**Required work**
Each line that includes "ตราการว" counts once; give the total and nothing besides.

--

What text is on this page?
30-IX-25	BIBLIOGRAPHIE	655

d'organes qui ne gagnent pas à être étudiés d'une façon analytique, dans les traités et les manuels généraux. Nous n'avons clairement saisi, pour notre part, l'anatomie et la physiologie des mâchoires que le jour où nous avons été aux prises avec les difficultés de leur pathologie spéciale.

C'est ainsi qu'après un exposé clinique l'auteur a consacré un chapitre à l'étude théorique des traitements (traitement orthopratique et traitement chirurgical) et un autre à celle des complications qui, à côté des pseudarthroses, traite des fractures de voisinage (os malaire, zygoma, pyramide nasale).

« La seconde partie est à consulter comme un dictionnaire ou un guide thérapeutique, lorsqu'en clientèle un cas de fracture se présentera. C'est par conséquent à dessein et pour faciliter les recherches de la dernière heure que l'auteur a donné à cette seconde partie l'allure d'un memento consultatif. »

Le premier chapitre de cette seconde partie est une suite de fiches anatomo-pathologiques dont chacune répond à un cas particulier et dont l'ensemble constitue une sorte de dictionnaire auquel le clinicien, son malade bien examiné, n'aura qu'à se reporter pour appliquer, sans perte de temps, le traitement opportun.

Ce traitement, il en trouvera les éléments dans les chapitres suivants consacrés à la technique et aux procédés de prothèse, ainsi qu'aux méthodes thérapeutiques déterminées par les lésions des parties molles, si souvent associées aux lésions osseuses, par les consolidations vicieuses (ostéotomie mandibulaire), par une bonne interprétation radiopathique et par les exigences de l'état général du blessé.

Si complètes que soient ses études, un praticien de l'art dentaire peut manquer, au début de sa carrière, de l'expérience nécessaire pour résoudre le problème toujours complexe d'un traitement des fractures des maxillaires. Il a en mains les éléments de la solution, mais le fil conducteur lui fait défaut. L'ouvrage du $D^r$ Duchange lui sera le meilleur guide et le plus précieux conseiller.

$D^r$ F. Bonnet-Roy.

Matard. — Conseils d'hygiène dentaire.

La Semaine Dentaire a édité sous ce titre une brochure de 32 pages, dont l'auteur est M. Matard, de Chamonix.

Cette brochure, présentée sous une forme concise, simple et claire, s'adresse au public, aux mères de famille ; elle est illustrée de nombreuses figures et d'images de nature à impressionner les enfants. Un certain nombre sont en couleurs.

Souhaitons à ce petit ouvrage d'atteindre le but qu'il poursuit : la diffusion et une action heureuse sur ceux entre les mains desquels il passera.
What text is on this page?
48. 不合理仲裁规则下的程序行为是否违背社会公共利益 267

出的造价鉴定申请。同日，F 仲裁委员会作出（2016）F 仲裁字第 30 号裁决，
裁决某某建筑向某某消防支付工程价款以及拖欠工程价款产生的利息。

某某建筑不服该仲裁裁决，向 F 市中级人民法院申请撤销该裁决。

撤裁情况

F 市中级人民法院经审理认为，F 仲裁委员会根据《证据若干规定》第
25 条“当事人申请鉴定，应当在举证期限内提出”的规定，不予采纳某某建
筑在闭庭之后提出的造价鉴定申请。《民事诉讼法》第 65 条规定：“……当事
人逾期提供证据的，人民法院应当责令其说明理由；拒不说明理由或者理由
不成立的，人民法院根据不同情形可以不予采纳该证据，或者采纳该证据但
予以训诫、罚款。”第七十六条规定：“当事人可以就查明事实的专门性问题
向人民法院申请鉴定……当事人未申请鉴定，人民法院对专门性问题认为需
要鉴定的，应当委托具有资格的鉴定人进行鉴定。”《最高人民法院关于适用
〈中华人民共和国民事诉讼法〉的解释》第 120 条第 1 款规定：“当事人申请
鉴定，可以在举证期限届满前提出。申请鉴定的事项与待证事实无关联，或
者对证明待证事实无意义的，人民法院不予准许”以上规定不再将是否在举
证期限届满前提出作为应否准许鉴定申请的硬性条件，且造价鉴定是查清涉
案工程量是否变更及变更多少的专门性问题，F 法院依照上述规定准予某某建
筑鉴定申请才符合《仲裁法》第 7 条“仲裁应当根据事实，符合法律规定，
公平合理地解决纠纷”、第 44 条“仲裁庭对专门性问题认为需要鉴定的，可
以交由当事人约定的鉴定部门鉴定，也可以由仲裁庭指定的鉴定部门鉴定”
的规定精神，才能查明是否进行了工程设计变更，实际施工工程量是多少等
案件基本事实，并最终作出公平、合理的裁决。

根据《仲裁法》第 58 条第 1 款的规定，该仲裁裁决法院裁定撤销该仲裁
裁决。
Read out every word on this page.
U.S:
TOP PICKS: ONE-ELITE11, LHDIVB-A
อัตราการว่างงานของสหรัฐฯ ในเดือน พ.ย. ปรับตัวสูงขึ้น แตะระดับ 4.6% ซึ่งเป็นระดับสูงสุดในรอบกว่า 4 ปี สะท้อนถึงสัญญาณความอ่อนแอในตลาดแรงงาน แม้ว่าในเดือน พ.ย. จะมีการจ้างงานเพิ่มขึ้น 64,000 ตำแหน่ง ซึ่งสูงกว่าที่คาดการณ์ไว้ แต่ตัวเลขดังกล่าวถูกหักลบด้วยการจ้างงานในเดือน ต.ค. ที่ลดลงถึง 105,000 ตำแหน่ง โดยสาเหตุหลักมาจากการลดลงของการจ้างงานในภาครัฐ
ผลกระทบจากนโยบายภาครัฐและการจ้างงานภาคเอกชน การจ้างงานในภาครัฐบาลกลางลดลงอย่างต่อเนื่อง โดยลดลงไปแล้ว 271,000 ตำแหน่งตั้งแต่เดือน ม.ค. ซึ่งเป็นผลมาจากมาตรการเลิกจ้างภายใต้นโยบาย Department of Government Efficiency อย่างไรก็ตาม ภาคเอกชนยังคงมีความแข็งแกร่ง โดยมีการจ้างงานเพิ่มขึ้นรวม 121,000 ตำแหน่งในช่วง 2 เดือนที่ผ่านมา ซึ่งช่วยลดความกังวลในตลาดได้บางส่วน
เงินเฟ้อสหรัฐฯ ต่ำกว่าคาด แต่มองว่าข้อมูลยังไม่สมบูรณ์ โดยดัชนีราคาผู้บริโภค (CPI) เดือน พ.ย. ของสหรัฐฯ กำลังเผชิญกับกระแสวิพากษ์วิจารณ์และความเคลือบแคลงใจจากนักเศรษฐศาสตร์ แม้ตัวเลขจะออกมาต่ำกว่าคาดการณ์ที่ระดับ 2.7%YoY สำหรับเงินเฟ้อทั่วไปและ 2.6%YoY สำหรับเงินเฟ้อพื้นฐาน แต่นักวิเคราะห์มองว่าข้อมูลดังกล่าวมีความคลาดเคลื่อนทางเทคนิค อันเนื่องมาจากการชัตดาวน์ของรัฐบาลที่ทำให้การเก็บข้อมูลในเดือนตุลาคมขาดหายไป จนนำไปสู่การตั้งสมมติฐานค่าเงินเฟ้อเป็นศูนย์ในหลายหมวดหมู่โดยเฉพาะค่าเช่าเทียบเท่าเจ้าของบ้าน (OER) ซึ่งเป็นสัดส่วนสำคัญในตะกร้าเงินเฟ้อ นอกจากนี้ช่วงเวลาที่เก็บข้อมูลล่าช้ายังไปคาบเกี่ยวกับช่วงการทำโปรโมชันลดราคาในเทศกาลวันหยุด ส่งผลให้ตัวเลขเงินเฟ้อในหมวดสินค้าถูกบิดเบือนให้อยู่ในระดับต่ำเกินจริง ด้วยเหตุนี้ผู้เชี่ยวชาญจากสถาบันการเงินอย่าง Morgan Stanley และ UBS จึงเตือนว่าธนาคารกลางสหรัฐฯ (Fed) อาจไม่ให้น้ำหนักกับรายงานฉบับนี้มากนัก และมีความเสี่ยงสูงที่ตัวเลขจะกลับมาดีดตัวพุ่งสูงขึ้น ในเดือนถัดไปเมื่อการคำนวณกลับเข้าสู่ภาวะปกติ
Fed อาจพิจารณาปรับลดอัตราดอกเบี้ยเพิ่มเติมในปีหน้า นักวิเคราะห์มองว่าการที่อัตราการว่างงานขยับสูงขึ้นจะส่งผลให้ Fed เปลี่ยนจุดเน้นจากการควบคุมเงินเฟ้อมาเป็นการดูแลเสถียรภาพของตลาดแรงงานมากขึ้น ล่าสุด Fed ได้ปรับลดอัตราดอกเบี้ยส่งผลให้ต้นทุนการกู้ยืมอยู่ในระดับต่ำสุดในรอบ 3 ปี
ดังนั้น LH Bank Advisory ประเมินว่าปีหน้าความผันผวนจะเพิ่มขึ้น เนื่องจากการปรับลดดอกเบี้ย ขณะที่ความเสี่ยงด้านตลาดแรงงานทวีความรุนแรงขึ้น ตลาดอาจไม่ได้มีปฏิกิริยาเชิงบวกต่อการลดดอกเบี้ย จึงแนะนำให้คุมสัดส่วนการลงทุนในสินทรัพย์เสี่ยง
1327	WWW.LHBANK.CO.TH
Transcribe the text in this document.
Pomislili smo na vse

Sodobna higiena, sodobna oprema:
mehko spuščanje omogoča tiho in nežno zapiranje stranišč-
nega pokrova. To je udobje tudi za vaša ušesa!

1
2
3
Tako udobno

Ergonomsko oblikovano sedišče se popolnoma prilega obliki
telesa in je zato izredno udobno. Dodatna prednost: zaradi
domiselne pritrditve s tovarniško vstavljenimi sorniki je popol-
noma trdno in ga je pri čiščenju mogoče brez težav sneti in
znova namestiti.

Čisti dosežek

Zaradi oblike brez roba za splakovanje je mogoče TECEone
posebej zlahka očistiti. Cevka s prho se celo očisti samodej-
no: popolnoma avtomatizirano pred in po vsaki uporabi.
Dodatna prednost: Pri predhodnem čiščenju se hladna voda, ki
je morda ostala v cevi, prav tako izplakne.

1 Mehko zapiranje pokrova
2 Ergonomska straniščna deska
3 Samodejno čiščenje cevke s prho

--

**Solution**
2